> **PROBLEM REQUIREMENTS**: Pick up the blog comment thread below about adding a virtual machine's host to a script, and continue it from its last line.

> **SELECTED EXTRACT**:
○ ○ ○ ○ ○

I am Adil Arif, working as a Senior Technical Support Engineer at Rubrik as well as an independent blogger and founder of Enterprise Daddy. In my current role, I am supporting infrastructure related to Windows and VMware datacenters.

11 Comments

  1. Thanks a lot for this! I’ve been trying to also add on which host the virtual machine resides but to no avail ( I have a cluster setup). would it be possible to help out please?

  2. Hello Adil,

    Thanks for great script.
    Mean while could you please help where I can add “$_.Parent.VMHost.Name” Is it possible you to give the script with adding this .

    • Hello Govind,
      The updated script would be as below.

○ ○ ○ ○ ○

> **INFORMATION**:
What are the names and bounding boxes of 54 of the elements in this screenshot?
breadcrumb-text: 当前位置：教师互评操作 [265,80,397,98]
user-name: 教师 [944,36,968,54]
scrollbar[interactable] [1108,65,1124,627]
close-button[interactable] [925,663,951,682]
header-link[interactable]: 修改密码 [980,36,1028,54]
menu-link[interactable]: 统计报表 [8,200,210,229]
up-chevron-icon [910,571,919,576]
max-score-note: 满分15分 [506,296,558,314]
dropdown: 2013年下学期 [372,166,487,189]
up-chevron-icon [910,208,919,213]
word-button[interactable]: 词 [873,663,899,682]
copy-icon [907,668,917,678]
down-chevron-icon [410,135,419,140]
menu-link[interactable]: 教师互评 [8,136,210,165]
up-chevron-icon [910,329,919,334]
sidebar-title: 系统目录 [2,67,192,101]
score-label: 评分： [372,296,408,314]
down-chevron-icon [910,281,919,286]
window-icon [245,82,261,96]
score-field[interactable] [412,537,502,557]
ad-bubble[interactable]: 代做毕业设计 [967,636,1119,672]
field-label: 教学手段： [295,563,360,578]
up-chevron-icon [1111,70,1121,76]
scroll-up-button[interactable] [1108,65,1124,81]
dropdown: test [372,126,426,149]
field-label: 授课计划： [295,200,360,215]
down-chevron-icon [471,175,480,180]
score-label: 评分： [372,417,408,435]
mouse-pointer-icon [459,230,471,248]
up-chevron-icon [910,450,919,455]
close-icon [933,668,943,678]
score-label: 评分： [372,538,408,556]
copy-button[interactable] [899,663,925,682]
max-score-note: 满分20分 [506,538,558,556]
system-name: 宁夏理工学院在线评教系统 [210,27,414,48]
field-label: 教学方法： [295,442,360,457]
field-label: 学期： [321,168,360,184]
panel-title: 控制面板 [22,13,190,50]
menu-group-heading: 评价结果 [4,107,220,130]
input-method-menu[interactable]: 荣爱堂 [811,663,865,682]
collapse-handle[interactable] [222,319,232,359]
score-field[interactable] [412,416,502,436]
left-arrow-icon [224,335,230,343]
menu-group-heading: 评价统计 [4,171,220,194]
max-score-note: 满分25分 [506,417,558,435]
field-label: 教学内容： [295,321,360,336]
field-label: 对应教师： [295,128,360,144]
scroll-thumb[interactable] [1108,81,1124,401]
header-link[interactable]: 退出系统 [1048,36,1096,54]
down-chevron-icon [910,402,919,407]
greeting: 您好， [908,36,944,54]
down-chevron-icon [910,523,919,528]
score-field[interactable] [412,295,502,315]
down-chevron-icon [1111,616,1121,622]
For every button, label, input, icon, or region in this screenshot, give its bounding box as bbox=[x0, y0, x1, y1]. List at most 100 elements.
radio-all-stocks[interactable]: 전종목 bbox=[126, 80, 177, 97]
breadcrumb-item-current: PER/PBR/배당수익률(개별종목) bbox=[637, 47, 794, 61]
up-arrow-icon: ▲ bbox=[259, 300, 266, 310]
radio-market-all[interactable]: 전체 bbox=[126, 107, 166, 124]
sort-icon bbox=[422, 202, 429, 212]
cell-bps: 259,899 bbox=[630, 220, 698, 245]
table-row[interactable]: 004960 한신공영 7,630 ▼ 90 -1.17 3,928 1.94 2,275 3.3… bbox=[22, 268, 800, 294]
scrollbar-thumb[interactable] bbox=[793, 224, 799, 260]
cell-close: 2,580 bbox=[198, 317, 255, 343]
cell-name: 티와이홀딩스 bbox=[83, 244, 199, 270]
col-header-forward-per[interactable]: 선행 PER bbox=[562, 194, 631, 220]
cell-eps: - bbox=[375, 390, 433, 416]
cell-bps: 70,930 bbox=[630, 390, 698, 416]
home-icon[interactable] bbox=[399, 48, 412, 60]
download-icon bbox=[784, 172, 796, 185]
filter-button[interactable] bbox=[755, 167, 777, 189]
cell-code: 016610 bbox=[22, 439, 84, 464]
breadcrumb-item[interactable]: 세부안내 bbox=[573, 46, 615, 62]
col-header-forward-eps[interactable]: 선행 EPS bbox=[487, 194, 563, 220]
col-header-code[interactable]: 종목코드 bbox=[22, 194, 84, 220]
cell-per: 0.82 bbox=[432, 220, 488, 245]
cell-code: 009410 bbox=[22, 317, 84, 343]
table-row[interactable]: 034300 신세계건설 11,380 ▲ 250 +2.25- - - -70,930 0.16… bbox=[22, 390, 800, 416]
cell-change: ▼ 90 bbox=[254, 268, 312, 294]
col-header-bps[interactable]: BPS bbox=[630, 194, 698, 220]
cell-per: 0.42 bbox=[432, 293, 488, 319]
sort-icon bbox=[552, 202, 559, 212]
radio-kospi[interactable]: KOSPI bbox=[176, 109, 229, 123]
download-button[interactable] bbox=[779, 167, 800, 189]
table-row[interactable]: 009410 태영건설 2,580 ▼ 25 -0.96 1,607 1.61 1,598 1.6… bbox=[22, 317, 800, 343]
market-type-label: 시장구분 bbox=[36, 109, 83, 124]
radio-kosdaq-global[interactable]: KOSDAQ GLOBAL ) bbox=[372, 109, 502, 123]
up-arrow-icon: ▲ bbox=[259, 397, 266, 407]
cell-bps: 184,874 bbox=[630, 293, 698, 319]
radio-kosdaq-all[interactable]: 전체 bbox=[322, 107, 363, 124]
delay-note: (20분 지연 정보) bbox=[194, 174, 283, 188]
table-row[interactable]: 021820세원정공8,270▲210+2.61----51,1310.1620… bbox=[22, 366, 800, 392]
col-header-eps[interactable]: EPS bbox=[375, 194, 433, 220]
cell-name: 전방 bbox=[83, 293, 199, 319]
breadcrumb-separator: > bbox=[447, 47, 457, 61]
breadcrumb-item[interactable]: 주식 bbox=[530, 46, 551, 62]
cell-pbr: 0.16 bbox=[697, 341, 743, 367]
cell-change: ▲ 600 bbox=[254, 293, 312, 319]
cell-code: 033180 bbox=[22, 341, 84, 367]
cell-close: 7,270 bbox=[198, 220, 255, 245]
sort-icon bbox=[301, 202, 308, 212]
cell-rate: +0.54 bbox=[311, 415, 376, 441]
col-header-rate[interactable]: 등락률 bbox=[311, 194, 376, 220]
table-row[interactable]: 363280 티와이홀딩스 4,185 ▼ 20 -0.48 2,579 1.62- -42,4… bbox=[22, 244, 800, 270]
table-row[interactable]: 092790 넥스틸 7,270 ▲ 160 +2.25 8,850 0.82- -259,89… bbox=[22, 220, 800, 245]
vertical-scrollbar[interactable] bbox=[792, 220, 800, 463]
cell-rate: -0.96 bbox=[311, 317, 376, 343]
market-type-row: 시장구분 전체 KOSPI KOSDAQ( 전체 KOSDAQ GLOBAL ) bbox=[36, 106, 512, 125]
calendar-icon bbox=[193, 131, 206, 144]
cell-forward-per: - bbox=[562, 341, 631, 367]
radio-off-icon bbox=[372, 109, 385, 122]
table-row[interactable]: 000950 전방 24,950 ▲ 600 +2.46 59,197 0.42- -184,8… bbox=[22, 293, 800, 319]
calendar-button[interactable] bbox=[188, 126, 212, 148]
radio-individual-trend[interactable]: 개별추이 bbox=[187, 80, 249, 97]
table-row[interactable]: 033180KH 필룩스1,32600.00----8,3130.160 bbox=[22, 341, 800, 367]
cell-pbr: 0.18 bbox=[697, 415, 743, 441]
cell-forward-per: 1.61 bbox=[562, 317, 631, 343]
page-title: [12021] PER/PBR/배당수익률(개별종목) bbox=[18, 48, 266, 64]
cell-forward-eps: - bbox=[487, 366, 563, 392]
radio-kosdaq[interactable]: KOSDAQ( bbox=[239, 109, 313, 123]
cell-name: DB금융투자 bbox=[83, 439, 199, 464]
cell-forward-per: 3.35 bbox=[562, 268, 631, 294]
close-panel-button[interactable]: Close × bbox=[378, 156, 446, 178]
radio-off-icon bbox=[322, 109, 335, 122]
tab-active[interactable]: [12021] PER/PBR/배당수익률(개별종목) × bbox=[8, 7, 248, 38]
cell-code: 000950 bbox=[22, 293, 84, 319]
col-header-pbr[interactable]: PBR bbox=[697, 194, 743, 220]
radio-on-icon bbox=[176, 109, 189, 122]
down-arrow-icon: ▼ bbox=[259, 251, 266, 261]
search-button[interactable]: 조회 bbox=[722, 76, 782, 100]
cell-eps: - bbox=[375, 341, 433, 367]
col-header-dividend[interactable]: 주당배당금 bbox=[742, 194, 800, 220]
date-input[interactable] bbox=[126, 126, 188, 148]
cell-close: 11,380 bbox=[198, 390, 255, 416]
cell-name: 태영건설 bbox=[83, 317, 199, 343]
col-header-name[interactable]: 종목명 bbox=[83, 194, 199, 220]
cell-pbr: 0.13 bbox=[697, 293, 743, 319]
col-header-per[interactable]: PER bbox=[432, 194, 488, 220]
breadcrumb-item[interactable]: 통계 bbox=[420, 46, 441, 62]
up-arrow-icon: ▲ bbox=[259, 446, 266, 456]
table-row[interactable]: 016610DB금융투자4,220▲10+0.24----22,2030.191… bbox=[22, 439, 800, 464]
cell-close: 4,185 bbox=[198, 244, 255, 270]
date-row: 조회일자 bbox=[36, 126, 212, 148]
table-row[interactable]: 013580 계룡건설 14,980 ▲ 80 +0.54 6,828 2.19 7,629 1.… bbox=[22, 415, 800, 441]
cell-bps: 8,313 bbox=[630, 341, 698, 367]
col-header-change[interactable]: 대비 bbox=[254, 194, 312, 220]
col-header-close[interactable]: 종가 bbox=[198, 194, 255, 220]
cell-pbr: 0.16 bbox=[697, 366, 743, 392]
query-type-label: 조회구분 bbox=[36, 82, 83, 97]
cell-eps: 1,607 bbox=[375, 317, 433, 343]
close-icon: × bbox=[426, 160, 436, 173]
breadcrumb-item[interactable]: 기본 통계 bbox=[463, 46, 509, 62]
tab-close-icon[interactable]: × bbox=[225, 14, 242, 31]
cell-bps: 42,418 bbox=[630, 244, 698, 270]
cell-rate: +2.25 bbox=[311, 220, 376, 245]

○ ○ ○ ○ ○

> **RESPONSE TO THE EXERCISE**:
      Get-VM | Get-HardDisk | Where-Object {$_.DiskType -like “Raw*”} | Select @{N=”VMName”;E={$_.Parent}},@{N=”ESXi Host”;E={$_.Parent.VMHost.Name}},Name,DiskType,@{N=”LUN_ID”;E={$_.ScsiCanonicalName}},@{N=”VML_ID”;E={$_.DeviceName}},Filename,CapacityGB | Export-Csv C:\Users\Adil\Desktop\RDM-list.csv -NoTypeInformation

  3. Hi Adil,

    thanks for that great post.

    I try to display additional the LUN-Number (not the LUN-ID). But i can´t find the correct parameter.
    Is this possible?
    Thanks.

  4. I wish to learn the VMware PowerCLI. Do we have any link or article where I can refer and start learning from basics. Please help me.